**STATED EXERCISE**. Locate all lines with the word "Windstärke" and copy them out.

**EXTRACTED INFORMATION**.

————————

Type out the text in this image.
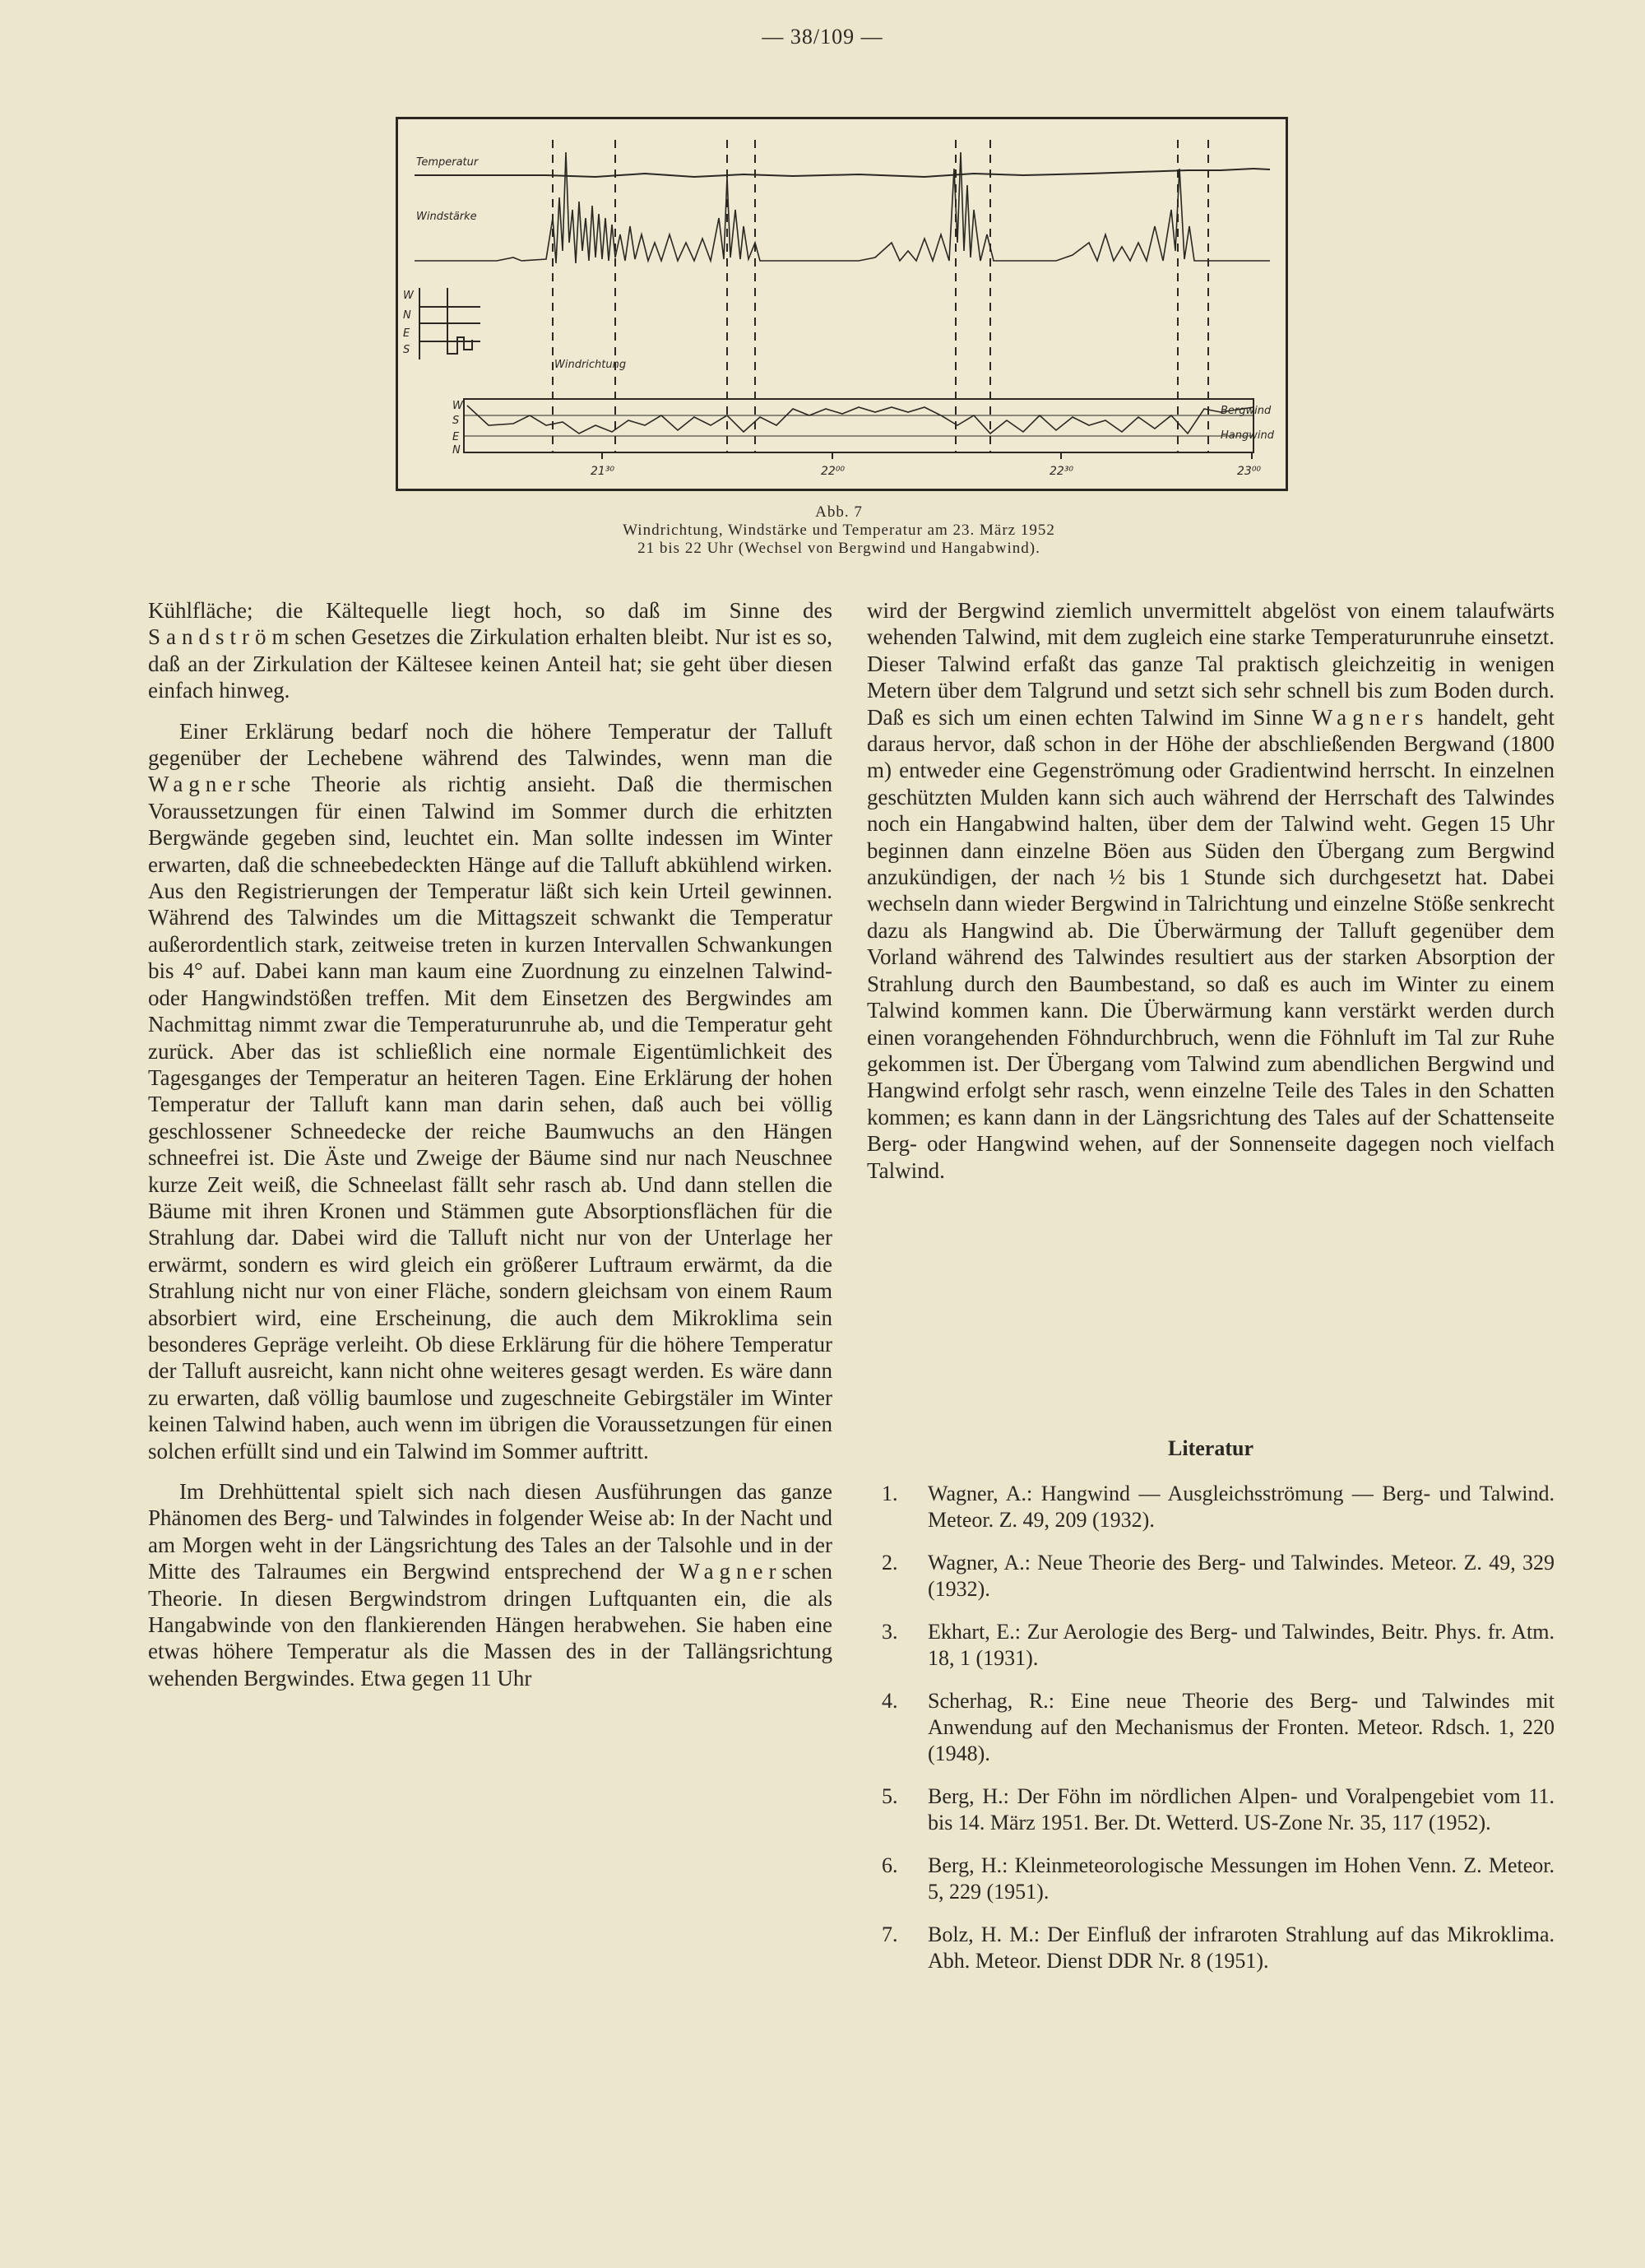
— 38/109 —
Temperatur
Windstärke
Windrichtung
W
N
E
S
W
S
E
N
Bergwind
Hangwind
21³⁰	22⁰⁰	22³⁰	23⁰⁰
Abb. 7
Windrichtung, Windstärke und Temperatur am 23. März 1952
21 bis 22 Uhr (Wechsel von Bergwind und Hangabwind).

Kühlfläche; die Kältequelle liegt hoch, so daß im Sinne des Sandströmschen Gesetzes die Zirkulation erhalten bleibt. Nur ist es so, daß an der Zirkulation der Kältesee keinen Anteil hat; sie geht über diesen einfach hinweg.

Einer Erklärung bedarf noch die höhere Temperatur der Talluft gegenüber der Lechebene während des Talwindes, wenn man die Wagnersche Theorie als richtig ansieht. Daß die thermischen Voraussetzungen für einen Talwind im Sommer durch die erhitzten Bergwände gegeben sind, leuchtet ein. Man sollte indessen im Winter erwarten, daß die schneebedeckten Hänge auf die Talluft abkühlend wirken. Aus den Registrierungen der Temperatur läßt sich kein Urteil gewinnen. Während des Talwindes um die Mittagszeit schwankt die Temperatur außerordentlich stark, zeitweise treten in kurzen Intervallen Schwankungen bis 4° auf. Dabei kann man kaum eine Zuordnung zu einzelnen Talwind- oder Hangwindstößen treffen. Mit dem Einsetzen des Bergwindes am Nachmittag nimmt zwar die Temperaturunruhe ab, und die Temperatur geht zurück. Aber das ist schließlich eine normale Eigentümlichkeit des Tagesganges der Temperatur an heiteren Tagen. Eine Erklärung der hohen Temperatur der Talluft kann man darin sehen, daß auch bei völlig geschlossener Schneedecke der reiche Baumwuchs an den Hängen schneefrei ist. Die Äste und Zweige der Bäume sind nur nach Neuschnee kurze Zeit weiß, die Schneelast fällt sehr rasch ab. Und dann stellen die Bäume mit ihren Kronen und Stämmen gute Absorptionsflächen für die Strahlung dar. Dabei wird die Talluft nicht nur von der Unterlage her erwärmt, sondern es wird gleich ein größerer Luftraum erwärmt, da die Strahlung nicht nur von einer Fläche, sondern gleichsam von einem Raum absorbiert wird, eine Erscheinung, die auch dem Mikroklima sein besonderes Gepräge verleiht. Ob diese Erklärung für die höhere Temperatur der Talluft ausreicht, kann nicht ohne weiteres gesagt werden. Es wäre dann zu erwarten, daß völlig baumlose und zugeschneite Gebirgstäler im Winter keinen Talwind haben, auch wenn im übrigen die Voraussetzungen für einen solchen erfüllt sind und ein Talwind im Sommer auftritt.

Im Drehhüttental spielt sich nach diesen Ausführungen das ganze Phänomen des Berg- und Talwindes in folgender Weise ab: In der Nacht und am Morgen weht in der Längsrichtung des Tales an der Talsohle und in der Mitte des Talraumes ein Bergwind entsprechend der Wagnerschen Theorie. In diesen Bergwindstrom dringen Luftquanten ein, die als Hangabwinde von den flankierenden Hängen herabwehen. Sie haben eine etwas höhere Temperatur als die Massen des in der Tallängsrichtung wehenden Bergwindes. Etwa gegen 11 Uhr

wird der Bergwind ziemlich unvermittelt abgelöst von einem talaufwärts wehenden Talwind, mit dem zugleich eine starke Temperaturunruhe einsetzt. Dieser Talwind erfaßt das ganze Tal praktisch gleichzeitig in wenigen Metern über dem Talgrund und setzt sich sehr schnell bis zum Boden durch. Daß es sich um einen echten Talwind im Sinne Wagners handelt, geht daraus hervor, daß schon in der Höhe der abschließenden Bergwand (1800 m) entweder eine Gegenströmung oder Gradientwind herrscht. In einzelnen geschützten Mulden kann sich auch während der Herrschaft des Talwindes noch ein Hangabwind halten, über dem der Talwind weht. Gegen 15 Uhr beginnen dann einzelne Böen aus Süden den Übergang zum Bergwind anzukündigen, der nach ½ bis 1 Stunde sich durchgesetzt hat. Dabei wechseln dann wieder Bergwind in Talrichtung und einzelne Stöße senkrecht dazu als Hangwind ab. Die Überwärmung der Talluft gegenüber dem Vorland während des Talwindes resultiert aus der starken Absorption der Strahlung durch den Baumbestand, so daß es auch im Winter zu einem Talwind kommen kann. Die Überwärmung kann verstärkt werden durch einen vorangehenden Föhndurchbruch, wenn die Föhnluft im Tal zur Ruhe gekommen ist. Der Übergang vom Talwind zum abendlichen Bergwind und Hangwind erfolgt sehr rasch, wenn einzelne Teile des Tales in den Schatten kommen; es kann dann in der Längsrichtung des Tales auf der Schattenseite Berg- oder Hangwind wehen, auf der Sonnenseite dagegen noch vielfach Talwind.

Literatur
1. Wagner, A.: Hangwind — Ausgleichsströmung — Berg- und Talwind. Meteor. Z. 49, 209 (1932).
2. Wagner, A.: Neue Theorie des Berg- und Talwindes. Meteor. Z. 49, 329 (1932).
3. Ekhart, E.: Zur Aerologie des Berg- und Talwindes, Beitr. Phys. fr. Atm. 18, 1 (1931).
4. Scherhag, R.: Eine neue Theorie des Berg- und Talwindes mit Anwendung auf den Mechanismus der Fronten. Meteor. Rdsch. 1, 220 (1948).
5. Berg, H.: Der Föhn im nördlichen Alpen- und Voralpengebiet vom 11. bis 14. März 1951. Ber. Dt. Wetterd. US-Zone Nr. 35, 117 (1952).
6. Berg, H.: Kleinmeteorologische Messungen im Hohen Venn. Z. Meteor. 5, 229 (1951).
7. Bolz, H. M.: Der Einfluß der infraroten Strahlung auf das Mikroklima. Abh. Meteor. Dienst DDR Nr. 8 (1951).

————————

**RESULT**.
Windstärke
Windrichtung, Windstärke und Temperatur am 23. März 1952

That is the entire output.